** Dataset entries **

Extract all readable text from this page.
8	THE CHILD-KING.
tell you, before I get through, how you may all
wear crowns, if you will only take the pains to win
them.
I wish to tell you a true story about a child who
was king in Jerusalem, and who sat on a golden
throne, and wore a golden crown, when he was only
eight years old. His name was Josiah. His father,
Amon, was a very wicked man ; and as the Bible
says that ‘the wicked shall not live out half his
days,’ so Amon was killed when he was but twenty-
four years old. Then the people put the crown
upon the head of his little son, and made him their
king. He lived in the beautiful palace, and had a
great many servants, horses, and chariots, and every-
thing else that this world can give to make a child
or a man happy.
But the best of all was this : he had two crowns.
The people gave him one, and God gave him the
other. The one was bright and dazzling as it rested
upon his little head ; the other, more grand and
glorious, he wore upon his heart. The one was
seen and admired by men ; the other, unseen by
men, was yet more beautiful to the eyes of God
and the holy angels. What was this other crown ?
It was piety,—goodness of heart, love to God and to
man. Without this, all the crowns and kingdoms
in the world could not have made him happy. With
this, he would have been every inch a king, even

==

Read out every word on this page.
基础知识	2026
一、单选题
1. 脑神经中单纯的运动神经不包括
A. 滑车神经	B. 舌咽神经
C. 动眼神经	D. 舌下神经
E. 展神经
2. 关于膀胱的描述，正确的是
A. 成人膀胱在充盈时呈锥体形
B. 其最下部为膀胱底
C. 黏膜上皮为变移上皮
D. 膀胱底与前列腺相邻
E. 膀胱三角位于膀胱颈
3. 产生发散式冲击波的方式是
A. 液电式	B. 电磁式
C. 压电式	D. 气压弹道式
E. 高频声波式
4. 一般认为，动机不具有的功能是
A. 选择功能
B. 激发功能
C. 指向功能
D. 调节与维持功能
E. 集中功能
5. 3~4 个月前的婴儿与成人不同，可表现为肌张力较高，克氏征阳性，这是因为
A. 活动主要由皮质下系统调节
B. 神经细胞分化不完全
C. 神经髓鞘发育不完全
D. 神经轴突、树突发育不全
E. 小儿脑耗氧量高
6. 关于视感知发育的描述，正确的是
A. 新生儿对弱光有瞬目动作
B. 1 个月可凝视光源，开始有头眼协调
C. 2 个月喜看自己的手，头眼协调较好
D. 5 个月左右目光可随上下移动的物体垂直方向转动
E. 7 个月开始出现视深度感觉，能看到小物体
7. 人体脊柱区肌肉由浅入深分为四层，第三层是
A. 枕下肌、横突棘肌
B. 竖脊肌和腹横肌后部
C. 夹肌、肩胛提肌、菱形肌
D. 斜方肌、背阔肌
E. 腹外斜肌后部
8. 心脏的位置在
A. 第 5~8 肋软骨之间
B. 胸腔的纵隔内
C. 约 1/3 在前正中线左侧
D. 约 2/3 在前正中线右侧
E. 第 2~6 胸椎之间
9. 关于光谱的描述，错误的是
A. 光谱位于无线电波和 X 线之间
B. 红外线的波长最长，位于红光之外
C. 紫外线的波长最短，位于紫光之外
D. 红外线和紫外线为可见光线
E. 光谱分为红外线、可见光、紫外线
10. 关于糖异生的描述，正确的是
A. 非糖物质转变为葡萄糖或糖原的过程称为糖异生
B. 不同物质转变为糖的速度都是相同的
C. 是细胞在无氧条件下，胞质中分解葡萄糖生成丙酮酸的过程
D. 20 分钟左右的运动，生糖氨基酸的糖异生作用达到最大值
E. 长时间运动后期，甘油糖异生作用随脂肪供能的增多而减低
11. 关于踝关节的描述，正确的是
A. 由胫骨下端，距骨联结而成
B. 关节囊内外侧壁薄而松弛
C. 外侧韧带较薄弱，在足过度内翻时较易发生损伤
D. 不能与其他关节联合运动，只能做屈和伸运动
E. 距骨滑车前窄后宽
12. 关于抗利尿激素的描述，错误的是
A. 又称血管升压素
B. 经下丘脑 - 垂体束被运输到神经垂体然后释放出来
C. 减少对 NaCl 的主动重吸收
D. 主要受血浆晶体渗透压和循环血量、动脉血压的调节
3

** Your goal **
Among these entries, how many lines include the string "beautiful"? Reply with the number by itself.

** Final answer **
2